* _What you are asked to do_: In the listing below, count the lines containing the string "Mississippi" and state only the number.

START Dataset content

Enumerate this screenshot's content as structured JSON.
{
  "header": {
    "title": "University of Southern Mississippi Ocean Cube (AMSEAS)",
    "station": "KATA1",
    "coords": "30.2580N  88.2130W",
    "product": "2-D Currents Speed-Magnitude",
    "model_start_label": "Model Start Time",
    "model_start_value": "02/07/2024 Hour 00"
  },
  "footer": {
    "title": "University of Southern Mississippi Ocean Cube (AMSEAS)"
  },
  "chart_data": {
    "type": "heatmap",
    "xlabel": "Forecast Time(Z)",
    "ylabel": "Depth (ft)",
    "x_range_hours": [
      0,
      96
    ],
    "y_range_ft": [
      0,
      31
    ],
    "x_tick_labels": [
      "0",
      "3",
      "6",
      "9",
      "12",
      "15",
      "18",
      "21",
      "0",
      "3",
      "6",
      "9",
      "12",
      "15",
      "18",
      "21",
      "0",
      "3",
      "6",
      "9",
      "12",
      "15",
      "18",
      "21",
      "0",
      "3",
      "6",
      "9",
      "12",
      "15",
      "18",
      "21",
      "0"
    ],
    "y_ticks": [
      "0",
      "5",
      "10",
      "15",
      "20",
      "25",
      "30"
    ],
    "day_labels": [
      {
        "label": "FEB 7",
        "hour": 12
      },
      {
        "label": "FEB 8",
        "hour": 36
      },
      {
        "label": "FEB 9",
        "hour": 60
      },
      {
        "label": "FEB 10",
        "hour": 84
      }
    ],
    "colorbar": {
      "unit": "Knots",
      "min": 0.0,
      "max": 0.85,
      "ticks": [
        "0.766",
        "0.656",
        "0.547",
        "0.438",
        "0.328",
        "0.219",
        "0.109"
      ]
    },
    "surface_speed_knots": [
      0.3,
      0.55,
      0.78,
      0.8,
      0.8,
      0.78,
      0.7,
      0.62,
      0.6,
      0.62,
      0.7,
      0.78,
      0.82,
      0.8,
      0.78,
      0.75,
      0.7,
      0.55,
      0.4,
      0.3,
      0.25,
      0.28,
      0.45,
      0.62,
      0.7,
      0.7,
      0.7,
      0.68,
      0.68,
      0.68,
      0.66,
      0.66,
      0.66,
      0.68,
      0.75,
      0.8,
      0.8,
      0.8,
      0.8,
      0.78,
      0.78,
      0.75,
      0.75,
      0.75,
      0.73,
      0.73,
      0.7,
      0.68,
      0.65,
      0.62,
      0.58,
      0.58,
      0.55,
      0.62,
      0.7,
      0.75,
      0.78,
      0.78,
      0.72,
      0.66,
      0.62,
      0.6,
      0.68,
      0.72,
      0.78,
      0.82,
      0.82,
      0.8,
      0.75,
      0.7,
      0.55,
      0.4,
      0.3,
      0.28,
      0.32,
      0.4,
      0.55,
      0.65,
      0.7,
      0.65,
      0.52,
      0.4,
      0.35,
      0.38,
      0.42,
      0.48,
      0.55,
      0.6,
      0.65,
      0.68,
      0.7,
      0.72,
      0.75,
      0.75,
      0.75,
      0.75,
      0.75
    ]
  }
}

END Dataset content

* _Exercise output_: 2